Stored dataset items:
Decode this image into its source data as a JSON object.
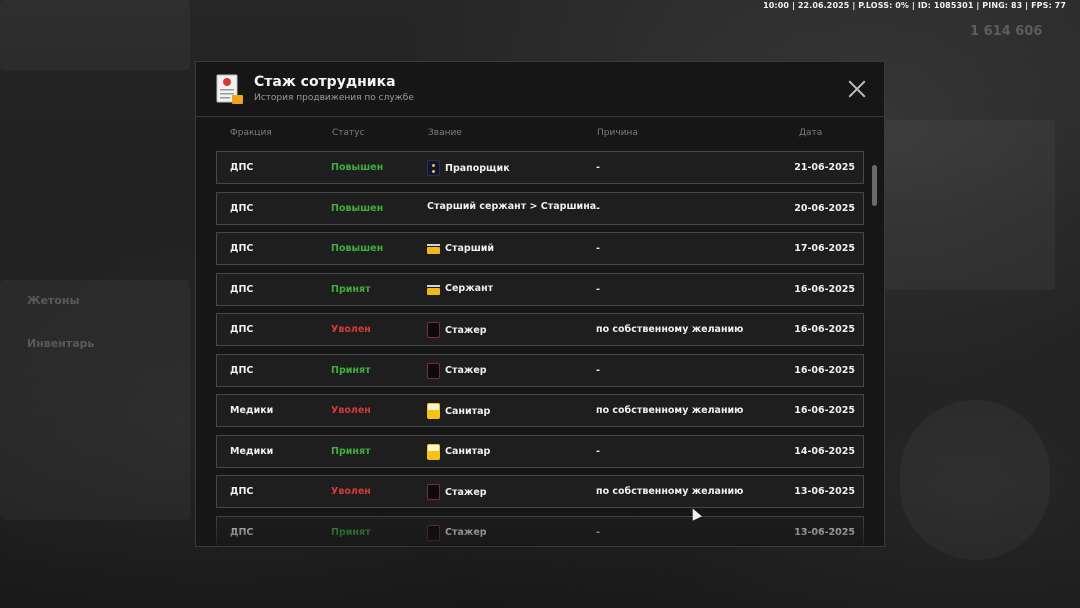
{
  "hud": {
    "info": "10:00 | 22.06.2025 | P.LOSS: 0% | ID: 1085301 | PING: 83 | FPS: 77"
  },
  "background": {
    "money": "1 614 606",
    "tokens_label": "Жетоны",
    "inventory_label": "Инвентарь"
  },
  "modal": {
    "title": "Стаж сотрудника",
    "subtitle": "История продвижения по службе",
    "columns": {
      "faction": "Фракция",
      "status": "Статус",
      "rank": "Звание",
      "reason": "Причина",
      "date": "Дата"
    },
    "rows": [
      {
        "faction": "ДПС",
        "status": "Повышен",
        "status_type": "promoted",
        "badge": "navy",
        "rank": "Прапорщик",
        "reason": "-",
        "date": "21-06-2025"
      },
      {
        "faction": "ДПС",
        "status": "Повышен",
        "status_type": "promoted",
        "badge": "",
        "rank": "Старший сержант > Старшина",
        "reason": "-",
        "date": "20-06-2025"
      },
      {
        "faction": "ДПС",
        "status": "Повышен",
        "status_type": "promoted",
        "badge": "gold",
        "rank": "Старший",
        "reason": "-",
        "date": "17-06-2025"
      },
      {
        "faction": "ДПС",
        "status": "Принят",
        "status_type": "hired",
        "badge": "gold",
        "rank": "Сержант",
        "reason": "-",
        "date": "16-06-2025"
      },
      {
        "faction": "ДПС",
        "status": "Уволен",
        "status_type": "fired",
        "badge": "intern",
        "rank": "Стажер",
        "reason": "по собственному желанию",
        "date": "16-06-2025"
      },
      {
        "faction": "ДПС",
        "status": "Принят",
        "status_type": "hired",
        "badge": "intern",
        "rank": "Стажер",
        "reason": "-",
        "date": "16-06-2025"
      },
      {
        "faction": "Медики",
        "status": "Уволен",
        "status_type": "fired",
        "badge": "medic",
        "rank": "Санитар",
        "reason": "по собственному желанию",
        "date": "16-06-2025"
      },
      {
        "faction": "Медики",
        "status": "Принят",
        "status_type": "hired",
        "badge": "medic",
        "rank": "Санитар",
        "reason": "-",
        "date": "14-06-2025"
      },
      {
        "faction": "ДПС",
        "status": "Уволен",
        "status_type": "fired",
        "badge": "intern",
        "rank": "Стажер",
        "reason": "по собственному желанию",
        "date": "13-06-2025"
      },
      {
        "faction": "ДПС",
        "status": "Принят",
        "status_type": "hired",
        "badge": "intern",
        "rank": "Стажер",
        "reason": "-",
        "date": "13-06-2025"
      }
    ]
  },
  "icons": {
    "document": "document-icon",
    "close": "close-icon",
    "cursor": "mouse-cursor-icon"
  }
}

INSTRUCTIONS FOR THE TASK: Give back every line exactly as it stands, pictures excluded.

EXERCISE ANSWER:
Decode this image into its source data as a JSON object.
{
  "hud": {
    "info": "10:00 | 22.06.2025 | P.LOSS: 0% | ID: 1085301 | PING: 83 | FPS: 77"
  },
  "background": {
    "money": "1 614 606",
    "tokens_label": "Жетоны",
    "inventory_label": "Инвентарь"
  },
  "modal": {
    "title": "Стаж сотрудника",
    "subtitle": "История продвижения по службе",
    "columns": {
      "faction": "Фракция",
      "status": "Статус",
      "rank": "Звание",
      "reason": "Причина",
      "date": "Дата"
    },
    "rows": [
      {
        "faction": "ДПС",
        "status": "Повышен",
        "status_type": "promoted",
        "badge": "navy",
        "rank": "Прапорщик",
        "reason": "-",
        "date": "21-06-2025"
      },
      {
        "faction": "ДПС",
        "status": "Повышен",
        "status_type": "promoted",
        "badge": "",
        "rank": "Старший сержант > Старшина",
        "reason": "-",
        "date": "20-06-2025"
      },
      {
        "faction": "ДПС",
        "status": "Повышен",
        "status_type": "promoted",
        "badge": "gold",
        "rank": "Старший",
        "reason": "-",
        "date": "17-06-2025"
      },
      {
        "faction": "ДПС",
        "status": "Принят",
        "status_type": "hired",
        "badge": "gold",
        "rank": "Сержант",
        "reason": "-",
        "date": "16-06-2025"
      },
      {
        "faction": "ДПС",
        "status": "Уволен",
        "status_type": "fired",
        "badge": "intern",
        "rank": "Стажер",
        "reason": "по собственному желанию",
        "date": "16-06-2025"
      },
      {
        "faction": "ДПС",
        "status": "Принят",
        "status_type": "hired",
        "badge": "intern",
        "rank": "Стажер",
        "reason": "-",
        "date": "16-06-2025"
      },
      {
        "faction": "Медики",
        "status": "Уволен",
        "status_type": "fired",
        "badge": "medic",
        "rank": "Санитар",
        "reason": "по собственному желанию",
        "date": "16-06-2025"
      },
      {
        "faction": "Медики",
        "status": "Принят",
        "status_type": "hired",
        "badge": "medic",
        "rank": "Санитар",
        "reason": "-",
        "date": "14-06-2025"
      },
      {
        "faction": "ДПС",
        "status": "Уволен",
        "status_type": "fired",
        "badge": "intern",
        "rank": "Стажер",
        "reason": "по собственному желанию",
        "date": "13-06-2025"
      },
      {
        "faction": "ДПС",
        "status": "Принят",
        "status_type": "hired",
        "badge": "intern",
        "rank": "Стажер",
        "reason": "-",
        "date": "13-06-2025"
      }
    ]
  },
  "icons": {
    "document": "document-icon",
    "close": "close-icon",
    "cursor": "mouse-cursor-icon"
  }
}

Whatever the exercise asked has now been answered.